Records from a collection of figures:
______
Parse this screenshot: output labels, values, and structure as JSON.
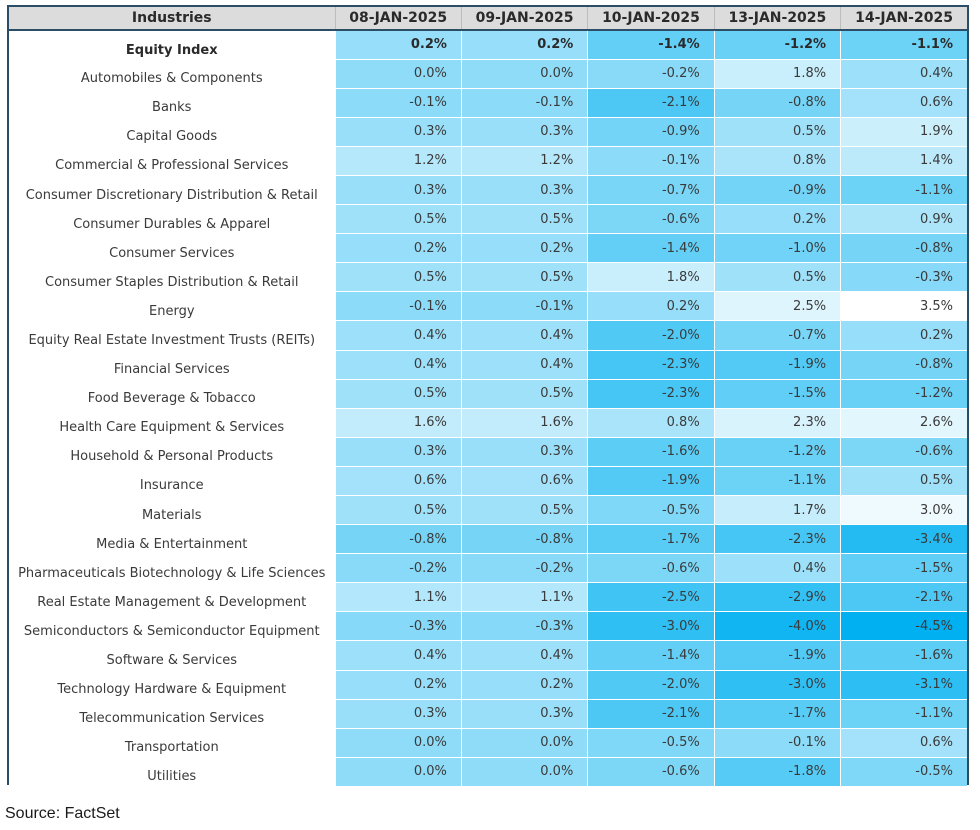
{
  "chart_data": {
    "type": "table",
    "header_label": "Industries",
    "columns": [
      "08-JAN-2025",
      "09-JAN-2025",
      "10-JAN-2025",
      "13-JAN-2025",
      "14-JAN-2025"
    ],
    "unit": "%",
    "color_scale": {
      "min": -4.5,
      "max": 3.5,
      "low_color": "#00b0f0",
      "high_color": "#ffffff"
    },
    "rows": [
      {
        "name": "Equity Index",
        "bold": true,
        "values": [
          0.2,
          0.2,
          -1.4,
          -1.2,
          -1.1
        ]
      },
      {
        "name": "Automobiles & Components",
        "values": [
          0.0,
          0.0,
          -0.2,
          1.8,
          0.4
        ]
      },
      {
        "name": "Banks",
        "values": [
          -0.1,
          -0.1,
          -2.1,
          -0.8,
          0.6
        ]
      },
      {
        "name": "Capital Goods",
        "values": [
          0.3,
          0.3,
          -0.9,
          0.5,
          1.9
        ]
      },
      {
        "name": "Commercial & Professional Services",
        "values": [
          1.2,
          1.2,
          -0.1,
          0.8,
          1.4
        ]
      },
      {
        "name": "Consumer Discretionary Distribution & Retail",
        "values": [
          0.3,
          0.3,
          -0.7,
          -0.9,
          -1.1
        ]
      },
      {
        "name": "Consumer Durables & Apparel",
        "values": [
          0.5,
          0.5,
          -0.6,
          0.2,
          0.9
        ]
      },
      {
        "name": "Consumer Services",
        "values": [
          0.2,
          0.2,
          -1.4,
          -1.0,
          -0.8
        ]
      },
      {
        "name": "Consumer Staples Distribution & Retail",
        "values": [
          0.5,
          0.5,
          1.8,
          0.5,
          -0.3
        ]
      },
      {
        "name": "Energy",
        "values": [
          -0.1,
          -0.1,
          0.2,
          2.5,
          3.5
        ]
      },
      {
        "name": "Equity Real Estate Investment Trusts (REITs)",
        "values": [
          0.4,
          0.4,
          -2.0,
          -0.7,
          0.2
        ]
      },
      {
        "name": "Financial Services",
        "values": [
          0.4,
          0.4,
          -2.3,
          -1.9,
          -0.8
        ]
      },
      {
        "name": "Food Beverage & Tobacco",
        "values": [
          0.5,
          0.5,
          -2.3,
          -1.5,
          -1.2
        ]
      },
      {
        "name": "Health Care Equipment & Services",
        "values": [
          1.6,
          1.6,
          0.8,
          2.3,
          2.6
        ]
      },
      {
        "name": "Household & Personal Products",
        "values": [
          0.3,
          0.3,
          -1.6,
          -1.2,
          -0.6
        ]
      },
      {
        "name": "Insurance",
        "values": [
          0.6,
          0.6,
          -1.9,
          -1.1,
          0.5
        ]
      },
      {
        "name": "Materials",
        "values": [
          0.5,
          0.5,
          -0.5,
          1.7,
          3.0
        ]
      },
      {
        "name": "Media & Entertainment",
        "values": [
          -0.8,
          -0.8,
          -1.7,
          -2.3,
          -3.4
        ]
      },
      {
        "name": "Pharmaceuticals Biotechnology & Life Sciences",
        "values": [
          -0.2,
          -0.2,
          -0.6,
          0.4,
          -1.5
        ]
      },
      {
        "name": "Real Estate Management & Development",
        "values": [
          1.1,
          1.1,
          -2.5,
          -2.9,
          -2.1
        ]
      },
      {
        "name": "Semiconductors & Semiconductor Equipment",
        "values": [
          -0.3,
          -0.3,
          -3.0,
          -4.0,
          -4.5
        ]
      },
      {
        "name": "Software & Services",
        "values": [
          0.4,
          0.4,
          -1.4,
          -1.9,
          -1.6
        ]
      },
      {
        "name": "Technology Hardware & Equipment",
        "values": [
          0.2,
          0.2,
          -2.0,
          -3.0,
          -3.1
        ]
      },
      {
        "name": "Telecommunication Services",
        "values": [
          0.3,
          0.3,
          -2.1,
          -1.7,
          -1.1
        ]
      },
      {
        "name": "Transportation",
        "values": [
          0.0,
          0.0,
          -0.5,
          -0.1,
          0.6
        ]
      },
      {
        "name": "Utilities",
        "values": [
          0.0,
          0.0,
          -0.6,
          -1.8,
          -0.5
        ]
      }
    ]
  },
  "source": "Source: FactSet"
}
______
Make an exact copy of all entries above, dropping the images.

Parse this screenshot: output labels, values, and structure as JSON.
{
  "chart_data": {
    "type": "table",
    "header_label": "Industries",
    "columns": [
      "08-JAN-2025",
      "09-JAN-2025",
      "10-JAN-2025",
      "13-JAN-2025",
      "14-JAN-2025"
    ],
    "unit": "%",
    "color_scale": {
      "min": -4.5,
      "max": 3.5,
      "low_color": "#00b0f0",
      "high_color": "#ffffff"
    },
    "rows": [
      {
        "name": "Equity Index",
        "bold": true,
        "values": [
          0.2,
          0.2,
          -1.4,
          -1.2,
          -1.1
        ]
      },
      {
        "name": "Automobiles & Components",
        "values": [
          0.0,
          0.0,
          -0.2,
          1.8,
          0.4
        ]
      },
      {
        "name": "Banks",
        "values": [
          -0.1,
          -0.1,
          -2.1,
          -0.8,
          0.6
        ]
      },
      {
        "name": "Capital Goods",
        "values": [
          0.3,
          0.3,
          -0.9,
          0.5,
          1.9
        ]
      },
      {
        "name": "Commercial & Professional Services",
        "values": [
          1.2,
          1.2,
          -0.1,
          0.8,
          1.4
        ]
      },
      {
        "name": "Consumer Discretionary Distribution & Retail",
        "values": [
          0.3,
          0.3,
          -0.7,
          -0.9,
          -1.1
        ]
      },
      {
        "name": "Consumer Durables & Apparel",
        "values": [
          0.5,
          0.5,
          -0.6,
          0.2,
          0.9
        ]
      },
      {
        "name": "Consumer Services",
        "values": [
          0.2,
          0.2,
          -1.4,
          -1.0,
          -0.8
        ]
      },
      {
        "name": "Consumer Staples Distribution & Retail",
        "values": [
          0.5,
          0.5,
          1.8,
          0.5,
          -0.3
        ]
      },
      {
        "name": "Energy",
        "values": [
          -0.1,
          -0.1,
          0.2,
          2.5,
          3.5
        ]
      },
      {
        "name": "Equity Real Estate Investment Trusts (REITs)",
        "values": [
          0.4,
          0.4,
          -2.0,
          -0.7,
          0.2
        ]
      },
      {
        "name": "Financial Services",
        "values": [
          0.4,
          0.4,
          -2.3,
          -1.9,
          -0.8
        ]
      },
      {
        "name": "Food Beverage & Tobacco",
        "values": [
          0.5,
          0.5,
          -2.3,
          -1.5,
          -1.2
        ]
      },
      {
        "name": "Health Care Equipment & Services",
        "values": [
          1.6,
          1.6,
          0.8,
          2.3,
          2.6
        ]
      },
      {
        "name": "Household & Personal Products",
        "values": [
          0.3,
          0.3,
          -1.6,
          -1.2,
          -0.6
        ]
      },
      {
        "name": "Insurance",
        "values": [
          0.6,
          0.6,
          -1.9,
          -1.1,
          0.5
        ]
      },
      {
        "name": "Materials",
        "values": [
          0.5,
          0.5,
          -0.5,
          1.7,
          3.0
        ]
      },
      {
        "name": "Media & Entertainment",
        "values": [
          -0.8,
          -0.8,
          -1.7,
          -2.3,
          -3.4
        ]
      },
      {
        "name": "Pharmaceuticals Biotechnology & Life Sciences",
        "values": [
          -0.2,
          -0.2,
          -0.6,
          0.4,
          -1.5
        ]
      },
      {
        "name": "Real Estate Management & Development",
        "values": [
          1.1,
          1.1,
          -2.5,
          -2.9,
          -2.1
        ]
      },
      {
        "name": "Semiconductors & Semiconductor Equipment",
        "values": [
          -0.3,
          -0.3,
          -3.0,
          -4.0,
          -4.5
        ]
      },
      {
        "name": "Software & Services",
        "values": [
          0.4,
          0.4,
          -1.4,
          -1.9,
          -1.6
        ]
      },
      {
        "name": "Technology Hardware & Equipment",
        "values": [
          0.2,
          0.2,
          -2.0,
          -3.0,
          -3.1
        ]
      },
      {
        "name": "Telecommunication Services",
        "values": [
          0.3,
          0.3,
          -2.1,
          -1.7,
          -1.1
        ]
      },
      {
        "name": "Transportation",
        "values": [
          0.0,
          0.0,
          -0.5,
          -0.1,
          0.6
        ]
      },
      {
        "name": "Utilities",
        "values": [
          0.0,
          0.0,
          -0.6,
          -1.8,
          -0.5
        ]
      }
    ]
  },
  "source": "Source: FactSet"
}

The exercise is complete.